→ To do
Skip the pictures. Transcribe the rest of the data below without changing a word.

[BEGIN]

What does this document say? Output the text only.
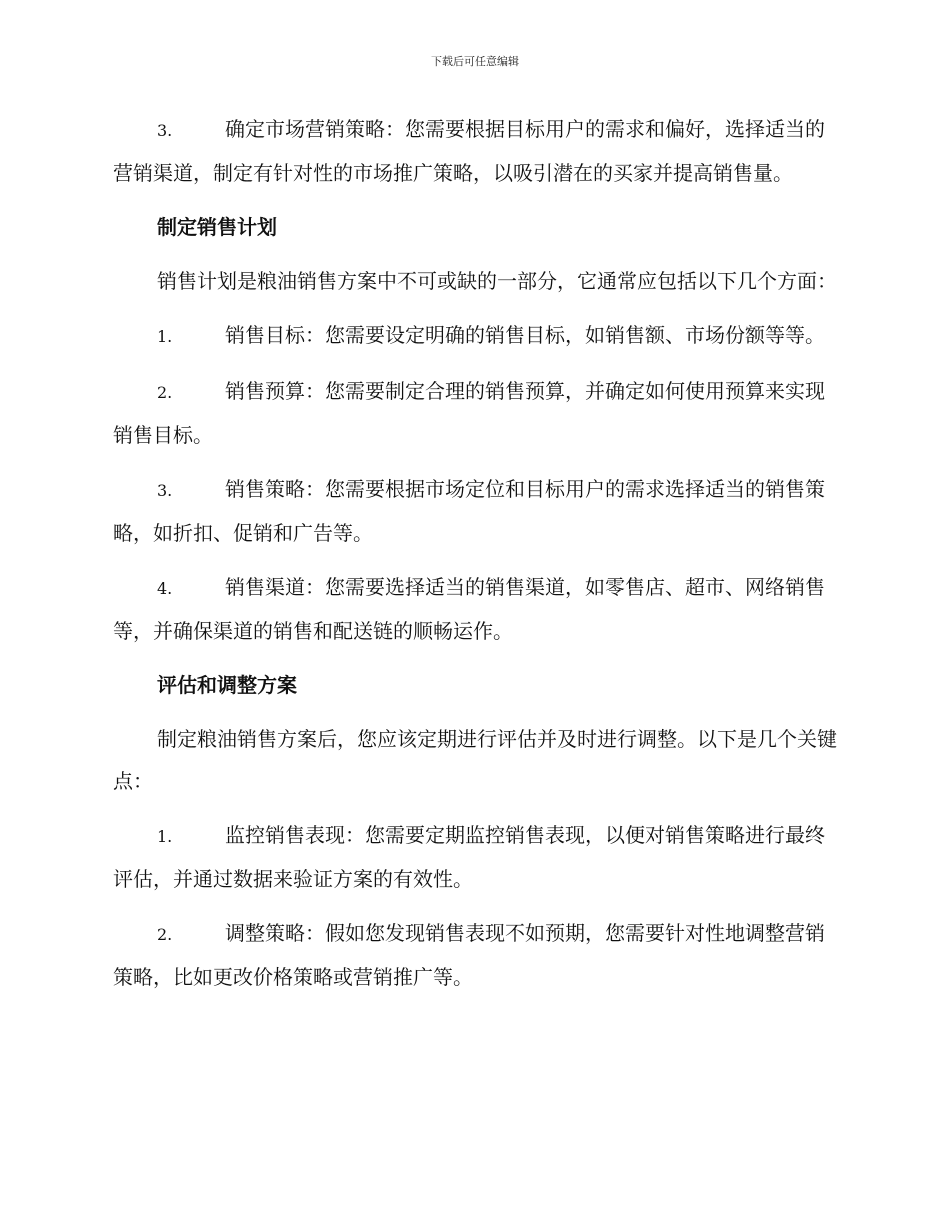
下载后可任意编辑
3.	确定市场营销策略：您需要根据目标用户的需求和偏好，选择适当的营销渠道，制定有针对性的市场推广策略，以吸引潜在的买家并提高销售量。
制定销售计划
销售计划是粮油销售方案中不可或缺的一部分，它通常应包括以下几个方面：
1.	销售目标：您需要设定明确的销售目标，如销售额、市场份额等等。
2.	销售预算：您需要制定合理的销售预算，并确定如何使用预算来实现销售目标。
3.	销售策略：您需要根据市场定位和目标用户的需求选择适当的销售策略，如折扣、促销和广告等。
4.	销售渠道：您需要选择适当的销售渠道，如零售店、超市、网络销售等，并确保渠道的销售和配送链的顺畅运作。
评估和调整方案
制定粮油销售方案后，您应该定期进行评估并及时进行调整。以下是几个关键点：
1.	监控销售表现：您需要定期监控销售表现，以便对销售策略进行最终评估，并通过数据来验证方案的有效性。
2.	调整策略：假如您发现销售表现不如预期，您需要针对性地调整营销策略，比如更改价格策略或营销推广等。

[END]

→ Result below
What does this document say? Output the text only.
下载后可任意编辑
3.	确定市场营销策略：您需要根据目标用户的需求和偏好，选择适当的营销渠道，制定有针对性的市场推广策略，以吸引潜在的买家并提高销售量。
制定销售计划
销售计划是粮油销售方案中不可或缺的一部分，它通常应包括以下几个方面：
1.	销售目标：您需要设定明确的销售目标，如销售额、市场份额等等。
2.	销售预算：您需要制定合理的销售预算，并确定如何使用预算来实现销售目标。
3.	销售策略：您需要根据市场定位和目标用户的需求选择适当的销售策略，如折扣、促销和广告等。
4.	销售渠道：您需要选择适当的销售渠道，如零售店、超市、网络销售等，并确保渠道的销售和配送链的顺畅运作。
评估和调整方案
制定粮油销售方案后，您应该定期进行评估并及时进行调整。以下是几个关键点：
1.	监控销售表现：您需要定期监控销售表现，以便对销售策略进行最终评估，并通过数据来验证方案的有效性。
2.	调整策略：假如您发现销售表现不如预期，您需要针对性地调整营销策略，比如更改价格策略或营销推广等。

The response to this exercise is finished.